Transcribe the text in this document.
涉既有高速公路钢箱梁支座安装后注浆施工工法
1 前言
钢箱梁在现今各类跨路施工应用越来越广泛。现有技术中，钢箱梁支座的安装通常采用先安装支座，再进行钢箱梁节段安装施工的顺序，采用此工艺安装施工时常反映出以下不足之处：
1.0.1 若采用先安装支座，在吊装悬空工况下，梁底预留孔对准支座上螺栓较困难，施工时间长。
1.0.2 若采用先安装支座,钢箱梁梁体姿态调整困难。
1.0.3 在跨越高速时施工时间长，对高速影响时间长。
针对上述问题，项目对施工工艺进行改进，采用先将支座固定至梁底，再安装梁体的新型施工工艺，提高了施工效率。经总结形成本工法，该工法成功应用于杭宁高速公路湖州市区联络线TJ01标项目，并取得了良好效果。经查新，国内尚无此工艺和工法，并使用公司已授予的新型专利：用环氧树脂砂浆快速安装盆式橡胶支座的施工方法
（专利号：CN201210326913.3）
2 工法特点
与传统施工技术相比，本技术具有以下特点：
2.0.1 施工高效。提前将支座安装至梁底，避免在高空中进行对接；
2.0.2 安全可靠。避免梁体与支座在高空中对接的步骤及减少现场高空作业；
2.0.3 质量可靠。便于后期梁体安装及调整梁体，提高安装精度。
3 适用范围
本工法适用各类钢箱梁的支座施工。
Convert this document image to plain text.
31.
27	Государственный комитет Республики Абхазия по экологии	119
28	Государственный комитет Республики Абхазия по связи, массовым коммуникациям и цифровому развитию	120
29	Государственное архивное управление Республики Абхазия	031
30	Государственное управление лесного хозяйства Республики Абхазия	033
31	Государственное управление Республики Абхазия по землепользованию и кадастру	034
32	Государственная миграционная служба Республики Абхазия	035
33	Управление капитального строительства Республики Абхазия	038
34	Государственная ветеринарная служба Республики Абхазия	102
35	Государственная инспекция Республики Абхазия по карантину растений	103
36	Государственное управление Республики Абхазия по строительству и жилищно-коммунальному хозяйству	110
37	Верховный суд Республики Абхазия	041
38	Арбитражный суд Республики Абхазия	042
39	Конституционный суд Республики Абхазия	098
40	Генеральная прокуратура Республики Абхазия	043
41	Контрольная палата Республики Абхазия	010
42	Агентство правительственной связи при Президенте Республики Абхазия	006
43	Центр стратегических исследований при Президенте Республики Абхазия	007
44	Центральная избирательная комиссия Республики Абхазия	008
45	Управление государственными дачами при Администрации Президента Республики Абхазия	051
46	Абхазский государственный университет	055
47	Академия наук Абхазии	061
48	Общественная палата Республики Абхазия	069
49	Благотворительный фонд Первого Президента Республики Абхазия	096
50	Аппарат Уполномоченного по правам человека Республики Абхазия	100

**********

- [Written request]: Reproduce the entries above in full, verbatim.

- [Task response]:
Transcribe the text in this document.
涉既有高速公路钢箱梁支座安装后注浆施工工法
1 前言
钢箱梁在现今各类跨路施工应用越来越广泛。现有技术中，钢箱梁支座的安装通常采用先安装支座，再进行钢箱梁节段安装施工的顺序，采用此工艺安装施工时常反映出以下不足之处：
1.0.1 若采用先安装支座，在吊装悬空工况下，梁底预留孔对准支座上螺栓较困难，施工时间长。
1.0.2 若采用先安装支座,钢箱梁梁体姿态调整困难。
1.0.3 在跨越高速时施工时间长，对高速影响时间长。
针对上述问题，项目对施工工艺进行改进，采用先将支座固定至梁底，再安装梁体的新型施工工艺，提高了施工效率。经总结形成本工法，该工法成功应用于杭宁高速公路湖州市区联络线TJ01标项目，并取得了良好效果。经查新，国内尚无此工艺和工法，并使用公司已授予的新型专利：用环氧树脂砂浆快速安装盆式橡胶支座的施工方法
（专利号：CN201210326913.3）
2 工法特点
与传统施工技术相比，本技术具有以下特点：
2.0.1 施工高效。提前将支座安装至梁底，避免在高空中进行对接；
2.0.2 安全可靠。避免梁体与支座在高空中对接的步骤及减少现场高空作业；
2.0.3 质量可靠。便于后期梁体安装及调整梁体，提高安装精度。
3 适用范围
本工法适用各类钢箱梁的支座施工。
Convert this document image to plain text.
31.
27	Государственный комитет Республики Абхазия по экологии	119
28	Государственный комитет Республики Абхазия по связи, массовым коммуникациям и цифровому развитию	120
29	Государственное архивное управление Республики Абхазия	031
30	Государственное управление лесного хозяйства Республики Абхазия	033
31	Государственное управление Республики Абхазия по землепользованию и кадастру	034
32	Государственная миграционная служба Республики Абхазия	035
33	Управление капитального строительства Республики Абхазия	038
34	Государственная ветеринарная служба Республики Абхазия	102
35	Государственная инспекция Республики Абхазия по карантину растений	103
36	Государственное управление Республики Абхазия по строительству и жилищно-коммунальному хозяйству	110
37	Верховный суд Республики Абхазия	041
38	Арбитражный суд Республики Абхазия	042
39	Конституционный суд Республики Абхазия	098
40	Генеральная прокуратура Республики Абхазия	043
41	Контрольная палата Республики Абхазия	010
42	Агентство правительственной связи при Президенте Республики Абхазия	006
43	Центр стратегических исследований при Президенте Республики Абхазия	007
44	Центральная избирательная комиссия Республики Абхазия	008
45	Управление государственными дачами при Администрации Президента Республики Абхазия	051
46	Абхазский государственный университет	055
47	Академия наук Абхазии	061
48	Общественная палата Республики Абхазия	069
49	Благотворительный фонд Первого Президента Республики Абхазия	096
50	Аппарат Уполномоченного по правам человека Республики Абхазия	100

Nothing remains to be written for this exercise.